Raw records

____________________

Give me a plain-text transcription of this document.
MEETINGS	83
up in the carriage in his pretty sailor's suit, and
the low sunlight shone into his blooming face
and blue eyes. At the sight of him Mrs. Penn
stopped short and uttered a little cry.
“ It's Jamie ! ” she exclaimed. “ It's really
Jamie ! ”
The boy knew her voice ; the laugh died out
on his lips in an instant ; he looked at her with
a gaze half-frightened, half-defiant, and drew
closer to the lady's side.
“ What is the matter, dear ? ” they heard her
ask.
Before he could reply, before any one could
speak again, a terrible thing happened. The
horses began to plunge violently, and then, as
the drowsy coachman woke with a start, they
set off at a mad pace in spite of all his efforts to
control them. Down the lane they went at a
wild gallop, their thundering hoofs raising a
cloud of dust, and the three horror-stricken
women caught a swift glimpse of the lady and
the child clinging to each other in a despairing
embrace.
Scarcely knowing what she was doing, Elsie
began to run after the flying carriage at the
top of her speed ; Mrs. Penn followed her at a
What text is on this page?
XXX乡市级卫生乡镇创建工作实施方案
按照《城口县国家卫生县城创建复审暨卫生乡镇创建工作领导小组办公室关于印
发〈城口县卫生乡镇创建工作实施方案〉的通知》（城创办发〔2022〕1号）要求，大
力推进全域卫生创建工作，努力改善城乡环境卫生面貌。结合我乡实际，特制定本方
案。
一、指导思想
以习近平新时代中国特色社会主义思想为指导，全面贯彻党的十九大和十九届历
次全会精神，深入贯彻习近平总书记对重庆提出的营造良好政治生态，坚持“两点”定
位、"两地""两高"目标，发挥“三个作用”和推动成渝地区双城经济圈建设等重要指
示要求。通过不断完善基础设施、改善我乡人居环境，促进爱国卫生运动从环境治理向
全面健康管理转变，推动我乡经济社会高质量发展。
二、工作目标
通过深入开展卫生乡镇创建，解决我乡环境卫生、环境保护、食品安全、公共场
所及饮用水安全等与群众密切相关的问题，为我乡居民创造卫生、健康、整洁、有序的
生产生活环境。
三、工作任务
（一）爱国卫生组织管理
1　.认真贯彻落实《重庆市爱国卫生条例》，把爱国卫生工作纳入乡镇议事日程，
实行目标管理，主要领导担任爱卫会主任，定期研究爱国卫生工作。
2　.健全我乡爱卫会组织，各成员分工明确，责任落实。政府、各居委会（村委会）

____________________

__REQUEST__
Copy each record from above exactly, and include every line.

__TASK RESULT__
Give me a plain-text transcription of this document.
MEETINGS	83
up in the carriage in his pretty sailor's suit, and
the low sunlight shone into his blooming face
and blue eyes. At the sight of him Mrs. Penn
stopped short and uttered a little cry.
“ It's Jamie ! ” she exclaimed. “ It's really
Jamie ! ”
The boy knew her voice ; the laugh died out
on his lips in an instant ; he looked at her with
a gaze half-frightened, half-defiant, and drew
closer to the lady's side.
“ What is the matter, dear ? ” they heard her
ask.
Before he could reply, before any one could
speak again, a terrible thing happened. The
horses began to plunge violently, and then, as
the drowsy coachman woke with a start, they
set off at a mad pace in spite of all his efforts to
control them. Down the lane they went at a
wild gallop, their thundering hoofs raising a
cloud of dust, and the three horror-stricken
women caught a swift glimpse of the lady and
the child clinging to each other in a despairing
embrace.
Scarcely knowing what she was doing, Elsie
began to run after the flying carriage at the
top of her speed ; Mrs. Penn followed her at a
What text is on this page?
XXX乡市级卫生乡镇创建工作实施方案
按照《城口县国家卫生县城创建复审暨卫生乡镇创建工作领导小组办公室关于印
发〈城口县卫生乡镇创建工作实施方案〉的通知》（城创办发〔2022〕1号）要求，大
力推进全域卫生创建工作，努力改善城乡环境卫生面貌。结合我乡实际，特制定本方
案。
一、指导思想
以习近平新时代中国特色社会主义思想为指导，全面贯彻党的十九大和十九届历
次全会精神，深入贯彻习近平总书记对重庆提出的营造良好政治生态，坚持“两点”定
位、"两地""两高"目标，发挥“三个作用”和推动成渝地区双城经济圈建设等重要指
示要求。通过不断完善基础设施、改善我乡人居环境，促进爱国卫生运动从环境治理向
全面健康管理转变，推动我乡经济社会高质量发展。
二、工作目标
通过深入开展卫生乡镇创建，解决我乡环境卫生、环境保护、食品安全、公共场
所及饮用水安全等与群众密切相关的问题，为我乡居民创造卫生、健康、整洁、有序的
生产生活环境。
三、工作任务
（一）爱国卫生组织管理
1　.认真贯彻落实《重庆市爱国卫生条例》，把爱国卫生工作纳入乡镇议事日程，
实行目标管理，主要领导担任爱卫会主任，定期研究爱国卫生工作。
2　.健全我乡爱卫会组织，各成员分工明确，责任落实。政府、各居委会（村委会）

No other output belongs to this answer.